Work to be completed :: Transcribe the listing below word for word.

Stored entries
═══
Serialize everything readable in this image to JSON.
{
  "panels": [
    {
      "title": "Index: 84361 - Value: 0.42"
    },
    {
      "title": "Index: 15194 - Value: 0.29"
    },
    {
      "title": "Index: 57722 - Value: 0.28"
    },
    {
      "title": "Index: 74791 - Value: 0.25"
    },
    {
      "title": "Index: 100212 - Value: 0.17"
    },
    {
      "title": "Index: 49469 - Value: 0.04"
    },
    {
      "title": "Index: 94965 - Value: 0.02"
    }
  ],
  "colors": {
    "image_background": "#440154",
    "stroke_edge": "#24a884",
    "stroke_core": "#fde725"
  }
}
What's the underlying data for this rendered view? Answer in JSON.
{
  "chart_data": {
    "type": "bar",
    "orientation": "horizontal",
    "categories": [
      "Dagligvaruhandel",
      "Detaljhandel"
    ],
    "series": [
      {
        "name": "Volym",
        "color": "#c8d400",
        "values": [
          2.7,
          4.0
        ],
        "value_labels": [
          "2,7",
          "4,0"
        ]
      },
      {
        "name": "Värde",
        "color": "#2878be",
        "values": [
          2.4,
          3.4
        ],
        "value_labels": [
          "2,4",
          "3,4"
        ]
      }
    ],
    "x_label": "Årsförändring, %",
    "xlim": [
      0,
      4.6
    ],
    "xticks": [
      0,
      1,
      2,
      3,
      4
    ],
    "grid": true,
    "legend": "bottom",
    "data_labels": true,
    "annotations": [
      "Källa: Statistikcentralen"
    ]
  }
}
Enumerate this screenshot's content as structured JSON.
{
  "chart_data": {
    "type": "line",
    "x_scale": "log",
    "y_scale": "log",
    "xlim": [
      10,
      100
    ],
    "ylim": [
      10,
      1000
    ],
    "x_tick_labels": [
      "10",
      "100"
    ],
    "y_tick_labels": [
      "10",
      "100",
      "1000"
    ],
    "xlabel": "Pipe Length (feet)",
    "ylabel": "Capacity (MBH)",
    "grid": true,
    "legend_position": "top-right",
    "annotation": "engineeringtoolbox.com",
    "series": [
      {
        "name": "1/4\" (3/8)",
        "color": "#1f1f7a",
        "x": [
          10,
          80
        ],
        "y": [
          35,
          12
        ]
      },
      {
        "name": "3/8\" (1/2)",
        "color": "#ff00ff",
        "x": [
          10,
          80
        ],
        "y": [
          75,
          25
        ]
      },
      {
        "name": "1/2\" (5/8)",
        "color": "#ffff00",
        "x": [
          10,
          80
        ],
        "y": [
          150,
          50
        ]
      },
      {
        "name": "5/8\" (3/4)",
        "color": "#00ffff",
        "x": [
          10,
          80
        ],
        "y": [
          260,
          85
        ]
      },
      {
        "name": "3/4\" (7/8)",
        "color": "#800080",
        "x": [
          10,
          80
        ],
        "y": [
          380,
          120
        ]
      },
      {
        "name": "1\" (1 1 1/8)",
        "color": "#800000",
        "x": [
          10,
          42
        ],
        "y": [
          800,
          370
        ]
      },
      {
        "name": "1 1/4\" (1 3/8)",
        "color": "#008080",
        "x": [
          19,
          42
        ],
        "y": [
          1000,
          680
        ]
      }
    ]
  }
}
═══
The response ::
Serialize everything readable in this image to JSON.
{
  "panels": [
    {
      "title": "Index: 84361 - Value: 0.42"
    },
    {
      "title": "Index: 15194 - Value: 0.29"
    },
    {
      "title": "Index: 57722 - Value: 0.28"
    },
    {
      "title": "Index: 74791 - Value: 0.25"
    },
    {
      "title": "Index: 100212 - Value: 0.17"
    },
    {
      "title": "Index: 49469 - Value: 0.04"
    },
    {
      "title": "Index: 94965 - Value: 0.02"
    }
  ],
  "colors": {
    "image_background": "#440154",
    "stroke_edge": "#24a884",
    "stroke_core": "#fde725"
  }
}
What's the underlying data for this rendered view? Answer in JSON.
{
  "chart_data": {
    "type": "bar",
    "orientation": "horizontal",
    "categories": [
      "Dagligvaruhandel",
      "Detaljhandel"
    ],
    "series": [
      {
        "name": "Volym",
        "color": "#c8d400",
        "values": [
          2.7,
          4.0
        ],
        "value_labels": [
          "2,7",
          "4,0"
        ]
      },
      {
        "name": "Värde",
        "color": "#2878be",
        "values": [
          2.4,
          3.4
        ],
        "value_labels": [
          "2,4",
          "3,4"
        ]
      }
    ],
    "x_label": "Årsförändring, %",
    "xlim": [
      0,
      4.6
    ],
    "xticks": [
      0,
      1,
      2,
      3,
      4
    ],
    "grid": true,
    "legend": "bottom",
    "data_labels": true,
    "annotations": [
      "Källa: Statistikcentralen"
    ]
  }
}
Enumerate this screenshot's content as structured JSON.
{
  "chart_data": {
    "type": "line",
    "x_scale": "log",
    "y_scale": "log",
    "xlim": [
      10,
      100
    ],
    "ylim": [
      10,
      1000
    ],
    "x_tick_labels": [
      "10",
      "100"
    ],
    "y_tick_labels": [
      "10",
      "100",
      "1000"
    ],
    "xlabel": "Pipe Length (feet)",
    "ylabel": "Capacity (MBH)",
    "grid": true,
    "legend_position": "top-right",
    "annotation": "engineeringtoolbox.com",
    "series": [
      {
        "name": "1/4\" (3/8)",
        "color": "#1f1f7a",
        "x": [
          10,
          80
        ],
        "y": [
          35,
          12
        ]
      },
      {
        "name": "3/8\" (1/2)",
        "color": "#ff00ff",
        "x": [
          10,
          80
        ],
        "y": [
          75,
          25
        ]
      },
      {
        "name": "1/2\" (5/8)",
        "color": "#ffff00",
        "x": [
          10,
          80
        ],
        "y": [
          150,
          50
        ]
      },
      {
        "name": "5/8\" (3/4)",
        "color": "#00ffff",
        "x": [
          10,
          80
        ],
        "y": [
          260,
          85
        ]
      },
      {
        "name": "3/4\" (7/8)",
        "color": "#800080",
        "x": [
          10,
          80
        ],
        "y": [
          380,
          120
        ]
      },
      {
        "name": "1\" (1 1 1/8)",
        "color": "#800000",
        "x": [
          10,
          42
        ],
        "y": [
          800,
          370
        ]
      },
      {
        "name": "1 1/4\" (1 3/8)",
        "color": "#008080",
        "x": [
          19,
          42
        ],
        "y": [
          1000,
          680
        ]
      }
    ]
  }
}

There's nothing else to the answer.